SET TASK:
Check each line of the listing for the word "this" and report how many lines contain it, giving nothing but the number.

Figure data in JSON
+++++
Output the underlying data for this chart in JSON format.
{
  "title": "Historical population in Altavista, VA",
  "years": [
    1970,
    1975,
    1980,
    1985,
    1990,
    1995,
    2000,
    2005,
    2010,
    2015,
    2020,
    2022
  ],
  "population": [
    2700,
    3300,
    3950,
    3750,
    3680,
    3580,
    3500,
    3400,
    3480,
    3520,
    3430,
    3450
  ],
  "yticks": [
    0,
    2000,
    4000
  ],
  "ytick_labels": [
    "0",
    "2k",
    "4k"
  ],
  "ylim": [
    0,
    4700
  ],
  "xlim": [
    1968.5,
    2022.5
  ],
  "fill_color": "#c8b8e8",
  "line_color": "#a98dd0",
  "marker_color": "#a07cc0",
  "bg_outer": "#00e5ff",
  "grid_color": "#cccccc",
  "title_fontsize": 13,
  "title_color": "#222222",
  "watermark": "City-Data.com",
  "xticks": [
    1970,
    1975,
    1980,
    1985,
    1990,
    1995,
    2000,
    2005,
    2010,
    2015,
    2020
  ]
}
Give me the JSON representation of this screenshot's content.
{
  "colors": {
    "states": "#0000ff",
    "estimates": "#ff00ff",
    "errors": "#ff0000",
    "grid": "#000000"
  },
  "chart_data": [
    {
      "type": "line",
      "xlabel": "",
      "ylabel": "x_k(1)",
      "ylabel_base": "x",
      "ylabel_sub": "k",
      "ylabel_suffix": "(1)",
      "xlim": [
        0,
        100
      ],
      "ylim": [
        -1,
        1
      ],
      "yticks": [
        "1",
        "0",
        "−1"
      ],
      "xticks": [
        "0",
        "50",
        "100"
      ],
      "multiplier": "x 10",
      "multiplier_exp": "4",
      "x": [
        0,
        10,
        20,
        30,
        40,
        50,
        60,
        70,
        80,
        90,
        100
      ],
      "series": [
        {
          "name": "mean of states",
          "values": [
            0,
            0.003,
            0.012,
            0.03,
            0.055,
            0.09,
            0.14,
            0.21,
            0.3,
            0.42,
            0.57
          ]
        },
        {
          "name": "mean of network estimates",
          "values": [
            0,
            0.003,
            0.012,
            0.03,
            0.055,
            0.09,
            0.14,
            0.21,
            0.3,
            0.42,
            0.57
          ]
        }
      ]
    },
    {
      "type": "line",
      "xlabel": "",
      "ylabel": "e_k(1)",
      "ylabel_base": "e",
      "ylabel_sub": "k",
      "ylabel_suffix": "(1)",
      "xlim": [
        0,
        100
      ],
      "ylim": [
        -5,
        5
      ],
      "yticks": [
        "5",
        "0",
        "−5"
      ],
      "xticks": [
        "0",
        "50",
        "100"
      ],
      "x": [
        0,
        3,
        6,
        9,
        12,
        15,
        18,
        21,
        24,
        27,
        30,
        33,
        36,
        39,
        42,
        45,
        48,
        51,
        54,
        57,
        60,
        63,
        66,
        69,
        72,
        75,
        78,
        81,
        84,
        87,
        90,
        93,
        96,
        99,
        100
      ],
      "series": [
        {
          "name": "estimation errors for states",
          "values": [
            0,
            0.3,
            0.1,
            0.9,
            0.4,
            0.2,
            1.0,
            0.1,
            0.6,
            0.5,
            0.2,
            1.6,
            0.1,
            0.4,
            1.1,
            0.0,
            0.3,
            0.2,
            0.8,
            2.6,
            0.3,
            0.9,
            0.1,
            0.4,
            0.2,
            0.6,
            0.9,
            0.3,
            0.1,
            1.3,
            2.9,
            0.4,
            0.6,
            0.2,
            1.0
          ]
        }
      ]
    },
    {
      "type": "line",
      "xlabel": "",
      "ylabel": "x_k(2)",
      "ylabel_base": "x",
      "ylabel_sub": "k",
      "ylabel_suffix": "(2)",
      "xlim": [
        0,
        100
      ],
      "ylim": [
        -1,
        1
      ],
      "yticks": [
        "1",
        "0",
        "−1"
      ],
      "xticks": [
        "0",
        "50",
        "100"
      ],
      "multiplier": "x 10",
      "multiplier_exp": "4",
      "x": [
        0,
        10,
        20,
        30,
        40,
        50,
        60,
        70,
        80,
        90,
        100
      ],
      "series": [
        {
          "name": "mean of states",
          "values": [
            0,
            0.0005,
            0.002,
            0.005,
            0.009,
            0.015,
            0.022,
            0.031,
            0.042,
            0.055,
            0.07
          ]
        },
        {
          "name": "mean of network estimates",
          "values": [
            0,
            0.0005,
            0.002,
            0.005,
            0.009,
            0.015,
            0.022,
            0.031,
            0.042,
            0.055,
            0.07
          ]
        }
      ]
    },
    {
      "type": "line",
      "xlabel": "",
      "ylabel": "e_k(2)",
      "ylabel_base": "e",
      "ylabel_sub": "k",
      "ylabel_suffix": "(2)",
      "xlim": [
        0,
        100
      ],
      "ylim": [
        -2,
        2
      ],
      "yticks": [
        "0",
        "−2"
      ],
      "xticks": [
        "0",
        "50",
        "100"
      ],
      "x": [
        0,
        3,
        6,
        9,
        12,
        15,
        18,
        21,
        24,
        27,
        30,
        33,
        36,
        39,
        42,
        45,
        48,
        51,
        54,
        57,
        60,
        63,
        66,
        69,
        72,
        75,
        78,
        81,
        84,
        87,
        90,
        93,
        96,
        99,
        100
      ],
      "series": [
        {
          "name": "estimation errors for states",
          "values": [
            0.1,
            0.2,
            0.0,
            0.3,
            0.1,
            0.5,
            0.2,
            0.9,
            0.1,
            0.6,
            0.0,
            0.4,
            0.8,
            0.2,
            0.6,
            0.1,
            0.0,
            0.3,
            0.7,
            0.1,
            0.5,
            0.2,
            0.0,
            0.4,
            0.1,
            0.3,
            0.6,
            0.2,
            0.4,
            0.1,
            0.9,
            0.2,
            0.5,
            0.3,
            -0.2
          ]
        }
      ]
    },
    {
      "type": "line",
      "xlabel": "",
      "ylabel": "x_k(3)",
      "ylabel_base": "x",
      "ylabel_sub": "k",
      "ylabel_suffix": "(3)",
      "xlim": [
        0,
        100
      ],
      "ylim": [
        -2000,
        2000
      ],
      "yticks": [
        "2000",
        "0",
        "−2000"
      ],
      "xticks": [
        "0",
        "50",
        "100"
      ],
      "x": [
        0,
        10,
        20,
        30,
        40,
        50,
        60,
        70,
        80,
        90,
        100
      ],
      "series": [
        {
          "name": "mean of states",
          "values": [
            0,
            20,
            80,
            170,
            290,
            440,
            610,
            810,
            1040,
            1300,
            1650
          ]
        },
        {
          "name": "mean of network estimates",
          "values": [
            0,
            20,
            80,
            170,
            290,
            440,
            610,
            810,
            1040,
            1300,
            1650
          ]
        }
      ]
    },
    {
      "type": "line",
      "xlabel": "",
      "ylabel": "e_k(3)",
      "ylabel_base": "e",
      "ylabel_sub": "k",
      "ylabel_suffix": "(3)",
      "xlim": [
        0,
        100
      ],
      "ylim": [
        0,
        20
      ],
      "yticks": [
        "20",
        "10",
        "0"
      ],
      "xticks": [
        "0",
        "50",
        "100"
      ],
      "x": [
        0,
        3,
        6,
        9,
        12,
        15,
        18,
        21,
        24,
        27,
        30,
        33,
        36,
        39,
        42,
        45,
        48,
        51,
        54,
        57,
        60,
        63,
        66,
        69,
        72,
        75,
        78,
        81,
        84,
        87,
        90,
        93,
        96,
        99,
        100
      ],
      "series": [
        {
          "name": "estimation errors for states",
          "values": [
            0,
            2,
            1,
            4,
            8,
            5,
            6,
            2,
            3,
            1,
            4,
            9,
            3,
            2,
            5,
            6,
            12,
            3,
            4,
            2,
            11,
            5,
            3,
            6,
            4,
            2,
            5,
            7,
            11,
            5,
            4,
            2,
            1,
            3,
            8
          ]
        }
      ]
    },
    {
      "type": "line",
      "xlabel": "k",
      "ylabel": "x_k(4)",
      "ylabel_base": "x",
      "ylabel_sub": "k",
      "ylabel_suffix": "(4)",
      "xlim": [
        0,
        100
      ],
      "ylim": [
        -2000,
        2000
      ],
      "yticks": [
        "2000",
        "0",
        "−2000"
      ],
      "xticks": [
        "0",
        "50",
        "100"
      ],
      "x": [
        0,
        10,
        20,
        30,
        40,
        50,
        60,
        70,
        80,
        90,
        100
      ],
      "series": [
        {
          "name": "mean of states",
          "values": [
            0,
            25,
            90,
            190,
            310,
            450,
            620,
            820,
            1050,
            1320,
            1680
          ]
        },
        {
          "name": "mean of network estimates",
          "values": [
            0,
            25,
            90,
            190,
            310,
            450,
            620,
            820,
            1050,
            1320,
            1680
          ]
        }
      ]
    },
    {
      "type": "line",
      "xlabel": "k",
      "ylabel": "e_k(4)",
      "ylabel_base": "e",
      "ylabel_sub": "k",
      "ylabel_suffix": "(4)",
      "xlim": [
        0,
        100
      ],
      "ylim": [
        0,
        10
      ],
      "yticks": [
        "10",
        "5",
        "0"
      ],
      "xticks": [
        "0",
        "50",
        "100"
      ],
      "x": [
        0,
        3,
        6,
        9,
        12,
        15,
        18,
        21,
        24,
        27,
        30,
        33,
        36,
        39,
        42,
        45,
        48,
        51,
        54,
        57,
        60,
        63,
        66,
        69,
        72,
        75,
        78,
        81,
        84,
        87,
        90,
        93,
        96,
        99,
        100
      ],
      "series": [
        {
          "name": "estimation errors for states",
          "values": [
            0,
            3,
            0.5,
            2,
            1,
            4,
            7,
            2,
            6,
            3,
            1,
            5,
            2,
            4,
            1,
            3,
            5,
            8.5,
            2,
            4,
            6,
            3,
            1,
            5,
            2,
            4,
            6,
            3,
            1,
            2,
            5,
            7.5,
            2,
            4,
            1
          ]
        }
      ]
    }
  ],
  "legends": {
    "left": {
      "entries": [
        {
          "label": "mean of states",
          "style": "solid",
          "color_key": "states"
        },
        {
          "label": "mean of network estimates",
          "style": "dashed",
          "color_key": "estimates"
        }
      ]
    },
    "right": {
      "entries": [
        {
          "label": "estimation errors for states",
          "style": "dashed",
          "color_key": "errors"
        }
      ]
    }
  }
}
+++++
WORKED ANSWER:
2